• _EXERCISE DESCRIPTION_
Reproduce the following material line for line, with no changes.

• _MATERIAL TO PROCESS_
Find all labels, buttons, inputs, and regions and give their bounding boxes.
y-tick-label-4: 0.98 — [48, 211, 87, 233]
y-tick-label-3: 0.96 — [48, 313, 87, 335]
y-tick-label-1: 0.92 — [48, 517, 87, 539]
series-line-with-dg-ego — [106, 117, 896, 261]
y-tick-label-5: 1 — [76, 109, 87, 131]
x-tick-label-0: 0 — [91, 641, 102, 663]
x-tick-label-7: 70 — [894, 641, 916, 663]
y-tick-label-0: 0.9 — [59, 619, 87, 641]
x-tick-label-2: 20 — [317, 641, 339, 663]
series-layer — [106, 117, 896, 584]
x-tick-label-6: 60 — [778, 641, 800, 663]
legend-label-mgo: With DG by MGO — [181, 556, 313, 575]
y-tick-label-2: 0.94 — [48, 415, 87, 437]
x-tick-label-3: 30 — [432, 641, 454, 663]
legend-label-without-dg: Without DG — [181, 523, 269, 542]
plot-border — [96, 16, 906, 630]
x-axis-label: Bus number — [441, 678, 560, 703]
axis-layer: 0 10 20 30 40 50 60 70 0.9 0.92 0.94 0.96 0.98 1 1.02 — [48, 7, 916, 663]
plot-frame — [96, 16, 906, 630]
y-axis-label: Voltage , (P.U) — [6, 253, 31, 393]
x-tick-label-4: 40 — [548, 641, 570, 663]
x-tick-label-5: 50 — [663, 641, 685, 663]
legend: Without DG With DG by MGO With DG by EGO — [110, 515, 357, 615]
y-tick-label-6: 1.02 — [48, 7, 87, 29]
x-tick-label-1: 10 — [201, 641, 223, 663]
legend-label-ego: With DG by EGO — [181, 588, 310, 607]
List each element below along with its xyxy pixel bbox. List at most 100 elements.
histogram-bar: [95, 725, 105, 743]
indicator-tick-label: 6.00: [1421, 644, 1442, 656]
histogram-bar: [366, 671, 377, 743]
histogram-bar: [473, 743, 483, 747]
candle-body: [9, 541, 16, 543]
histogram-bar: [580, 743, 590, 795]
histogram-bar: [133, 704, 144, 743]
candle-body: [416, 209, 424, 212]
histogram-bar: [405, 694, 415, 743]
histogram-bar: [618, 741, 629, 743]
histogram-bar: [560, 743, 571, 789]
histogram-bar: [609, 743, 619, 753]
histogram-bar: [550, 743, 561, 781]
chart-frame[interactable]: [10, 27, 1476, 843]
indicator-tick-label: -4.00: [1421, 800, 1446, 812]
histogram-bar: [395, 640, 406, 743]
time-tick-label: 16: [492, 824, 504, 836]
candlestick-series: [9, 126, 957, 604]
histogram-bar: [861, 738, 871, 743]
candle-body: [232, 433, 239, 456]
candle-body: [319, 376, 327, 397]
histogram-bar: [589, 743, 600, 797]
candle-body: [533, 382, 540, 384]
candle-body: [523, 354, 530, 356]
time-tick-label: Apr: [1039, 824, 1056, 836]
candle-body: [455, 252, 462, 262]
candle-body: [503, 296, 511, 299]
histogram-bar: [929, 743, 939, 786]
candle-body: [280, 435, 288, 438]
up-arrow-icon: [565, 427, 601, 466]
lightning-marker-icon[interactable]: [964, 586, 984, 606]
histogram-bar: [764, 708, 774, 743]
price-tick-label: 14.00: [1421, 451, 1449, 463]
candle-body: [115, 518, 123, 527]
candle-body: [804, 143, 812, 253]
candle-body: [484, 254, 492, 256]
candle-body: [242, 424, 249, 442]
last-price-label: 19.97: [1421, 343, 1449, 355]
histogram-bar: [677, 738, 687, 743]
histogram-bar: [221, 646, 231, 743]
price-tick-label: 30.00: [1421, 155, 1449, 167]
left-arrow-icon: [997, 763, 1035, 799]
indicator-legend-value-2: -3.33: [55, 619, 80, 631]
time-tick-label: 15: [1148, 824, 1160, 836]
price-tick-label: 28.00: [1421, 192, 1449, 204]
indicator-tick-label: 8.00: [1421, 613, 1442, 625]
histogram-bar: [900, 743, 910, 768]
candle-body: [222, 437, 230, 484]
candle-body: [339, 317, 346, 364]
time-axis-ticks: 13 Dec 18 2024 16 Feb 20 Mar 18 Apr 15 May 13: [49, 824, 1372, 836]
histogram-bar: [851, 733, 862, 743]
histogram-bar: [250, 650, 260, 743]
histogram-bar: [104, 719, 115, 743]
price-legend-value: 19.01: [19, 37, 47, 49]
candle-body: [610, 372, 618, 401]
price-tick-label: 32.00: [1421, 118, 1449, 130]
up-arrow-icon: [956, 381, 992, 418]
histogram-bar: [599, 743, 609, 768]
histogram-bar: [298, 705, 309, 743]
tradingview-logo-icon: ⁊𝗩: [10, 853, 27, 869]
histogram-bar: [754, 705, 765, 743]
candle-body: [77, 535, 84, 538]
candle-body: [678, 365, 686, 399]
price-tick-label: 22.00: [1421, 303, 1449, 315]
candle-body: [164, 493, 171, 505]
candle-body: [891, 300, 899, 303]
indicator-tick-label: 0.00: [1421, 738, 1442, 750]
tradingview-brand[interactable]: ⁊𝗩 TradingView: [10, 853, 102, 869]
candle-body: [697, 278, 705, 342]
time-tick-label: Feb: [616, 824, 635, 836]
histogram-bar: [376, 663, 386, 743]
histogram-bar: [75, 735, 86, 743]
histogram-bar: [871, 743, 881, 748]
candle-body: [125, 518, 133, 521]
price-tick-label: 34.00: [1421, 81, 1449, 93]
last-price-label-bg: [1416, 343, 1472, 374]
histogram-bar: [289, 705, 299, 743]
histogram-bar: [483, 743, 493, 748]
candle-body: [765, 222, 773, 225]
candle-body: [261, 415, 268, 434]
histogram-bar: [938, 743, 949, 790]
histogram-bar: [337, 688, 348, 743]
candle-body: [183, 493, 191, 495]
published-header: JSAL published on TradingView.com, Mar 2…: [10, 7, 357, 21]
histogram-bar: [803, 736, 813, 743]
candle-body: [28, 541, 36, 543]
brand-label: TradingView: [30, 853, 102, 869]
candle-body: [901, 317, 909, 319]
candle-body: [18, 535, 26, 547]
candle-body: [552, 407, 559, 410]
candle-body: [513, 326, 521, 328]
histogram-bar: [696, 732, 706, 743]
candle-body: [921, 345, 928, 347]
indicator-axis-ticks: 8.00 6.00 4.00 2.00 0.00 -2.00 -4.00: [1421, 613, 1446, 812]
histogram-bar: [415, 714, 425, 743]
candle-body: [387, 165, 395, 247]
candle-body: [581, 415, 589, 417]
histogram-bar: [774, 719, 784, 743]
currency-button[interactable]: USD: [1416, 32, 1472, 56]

• _PROBLEM SOLUTION_
Find all labels, buttons, inputs, and regions and give their bounding boxes.
y-tick-label-4: 0.98 — [48, 211, 87, 233]
y-tick-label-3: 0.96 — [48, 313, 87, 335]
y-tick-label-1: 0.92 — [48, 517, 87, 539]
series-line-with-dg-ego — [106, 117, 896, 261]
y-tick-label-5: 1 — [76, 109, 87, 131]
x-tick-label-0: 0 — [91, 641, 102, 663]
x-tick-label-7: 70 — [894, 641, 916, 663]
y-tick-label-0: 0.9 — [59, 619, 87, 641]
x-tick-label-2: 20 — [317, 641, 339, 663]
series-layer — [106, 117, 896, 584]
x-tick-label-6: 60 — [778, 641, 800, 663]
legend-label-mgo: With DG by MGO — [181, 556, 313, 575]
y-tick-label-2: 0.94 — [48, 415, 87, 437]
x-tick-label-3: 30 — [432, 641, 454, 663]
legend-label-without-dg: Without DG — [181, 523, 269, 542]
plot-border — [96, 16, 906, 630]
x-axis-label: Bus number — [441, 678, 560, 703]
axis-layer: 0 10 20 30 40 50 60 70 0.9 0.92 0.94 0.96 0.98 1 1.02 — [48, 7, 916, 663]
plot-frame — [96, 16, 906, 630]
y-axis-label: Voltage , (P.U) — [6, 253, 31, 393]
x-tick-label-4: 40 — [548, 641, 570, 663]
x-tick-label-5: 50 — [663, 641, 685, 663]
legend: Without DG With DG by MGO With DG by EGO — [110, 515, 357, 615]
y-tick-label-6: 1.02 — [48, 7, 87, 29]
x-tick-label-1: 10 — [201, 641, 223, 663]
legend-label-ego: With DG by EGO — [181, 588, 310, 607]
List each element below along with its xyxy pixel bbox. List at most 100 elements.
histogram-bar: [95, 725, 105, 743]
indicator-tick-label: 6.00: [1421, 644, 1442, 656]
histogram-bar: [366, 671, 377, 743]
histogram-bar: [473, 743, 483, 747]
candle-body: [9, 541, 16, 543]
histogram-bar: [580, 743, 590, 795]
histogram-bar: [133, 704, 144, 743]
candle-body: [416, 209, 424, 212]
histogram-bar: [405, 694, 415, 743]
histogram-bar: [618, 741, 629, 743]
histogram-bar: [560, 743, 571, 789]
histogram-bar: [609, 743, 619, 753]
histogram-bar: [550, 743, 561, 781]
chart-frame[interactable]: [10, 27, 1476, 843]
indicator-tick-label: -4.00: [1421, 800, 1446, 812]
histogram-bar: [395, 640, 406, 743]
time-tick-label: 16: [492, 824, 504, 836]
candlestick-series: [9, 126, 957, 604]
histogram-bar: [861, 738, 871, 743]
candle-body: [232, 433, 239, 456]
candle-body: [319, 376, 327, 397]
histogram-bar: [589, 743, 600, 797]
candle-body: [533, 382, 540, 384]
candle-body: [523, 354, 530, 356]
time-tick-label: Apr: [1039, 824, 1056, 836]
candle-body: [455, 252, 462, 262]
candle-body: [503, 296, 511, 299]
histogram-bar: [929, 743, 939, 786]
candle-body: [280, 435, 288, 438]
up-arrow-icon: [565, 427, 601, 466]
lightning-marker-icon[interactable]: [964, 586, 984, 606]
histogram-bar: [764, 708, 774, 743]
price-tick-label: 14.00: [1421, 451, 1449, 463]
candle-body: [115, 518, 123, 527]
candle-body: [804, 143, 812, 253]
candle-body: [484, 254, 492, 256]
candle-body: [242, 424, 249, 442]
last-price-label: 19.97: [1421, 343, 1449, 355]
histogram-bar: [677, 738, 687, 743]
histogram-bar: [221, 646, 231, 743]
price-tick-label: 30.00: [1421, 155, 1449, 167]
left-arrow-icon: [997, 763, 1035, 799]
indicator-legend-value-2: -3.33: [55, 619, 80, 631]
time-tick-label: 15: [1148, 824, 1160, 836]
price-tick-label: 28.00: [1421, 192, 1449, 204]
indicator-tick-label: 8.00: [1421, 613, 1442, 625]
histogram-bar: [900, 743, 910, 768]
candle-body: [222, 437, 230, 484]
candle-body: [339, 317, 346, 364]
time-axis-ticks: 13 Dec 18 2024 16 Feb 20 Mar 18 Apr 15 May 13: [49, 824, 1372, 836]
histogram-bar: [851, 733, 862, 743]
histogram-bar: [250, 650, 260, 743]
histogram-bar: [104, 719, 115, 743]
price-legend-value: 19.01: [19, 37, 47, 49]
candle-body: [610, 372, 618, 401]
price-tick-label: 32.00: [1421, 118, 1449, 130]
up-arrow-icon: [956, 381, 992, 418]
histogram-bar: [599, 743, 609, 768]
histogram-bar: [298, 705, 309, 743]
tradingview-logo-icon: ⁊𝗩: [10, 853, 27, 869]
histogram-bar: [754, 705, 765, 743]
candle-body: [77, 535, 84, 538]
candle-body: [678, 365, 686, 399]
price-tick-label: 22.00: [1421, 303, 1449, 315]
candle-body: [164, 493, 171, 505]
candle-body: [891, 300, 899, 303]
indicator-tick-label: 0.00: [1421, 738, 1442, 750]
tradingview-brand[interactable]: ⁊𝗩 TradingView: [10, 853, 102, 869]
candle-body: [697, 278, 705, 342]
time-tick-label: Feb: [616, 824, 635, 836]
histogram-bar: [376, 663, 386, 743]
histogram-bar: [75, 735, 86, 743]
histogram-bar: [871, 743, 881, 748]
candle-body: [125, 518, 133, 521]
price-tick-label: 34.00: [1421, 81, 1449, 93]
last-price-label-bg: [1416, 343, 1472, 374]
histogram-bar: [289, 705, 299, 743]
histogram-bar: [483, 743, 493, 748]
candle-body: [765, 222, 773, 225]
candle-body: [261, 415, 268, 434]
histogram-bar: [938, 743, 949, 790]
histogram-bar: [337, 688, 348, 743]
candle-body: [183, 493, 191, 495]
published-header: JSAL published on TradingView.com, Mar 2…: [10, 7, 357, 21]
histogram-bar: [803, 736, 813, 743]
candle-body: [28, 541, 36, 543]
brand-label: TradingView: [30, 853, 102, 869]
candle-body: [901, 317, 909, 319]
candle-body: [18, 535, 26, 547]
candle-body: [552, 407, 559, 410]
candle-body: [513, 326, 521, 328]
histogram-bar: [696, 732, 706, 743]
candle-body: [921, 345, 928, 347]
indicator-axis-ticks: 8.00 6.00 4.00 2.00 0.00 -2.00 -4.00: [1421, 613, 1446, 812]
histogram-bar: [415, 714, 425, 743]
candle-body: [387, 165, 395, 247]
candle-body: [581, 415, 589, 417]
histogram-bar: [774, 719, 784, 743]
currency-button[interactable]: USD: [1416, 32, 1472, 56]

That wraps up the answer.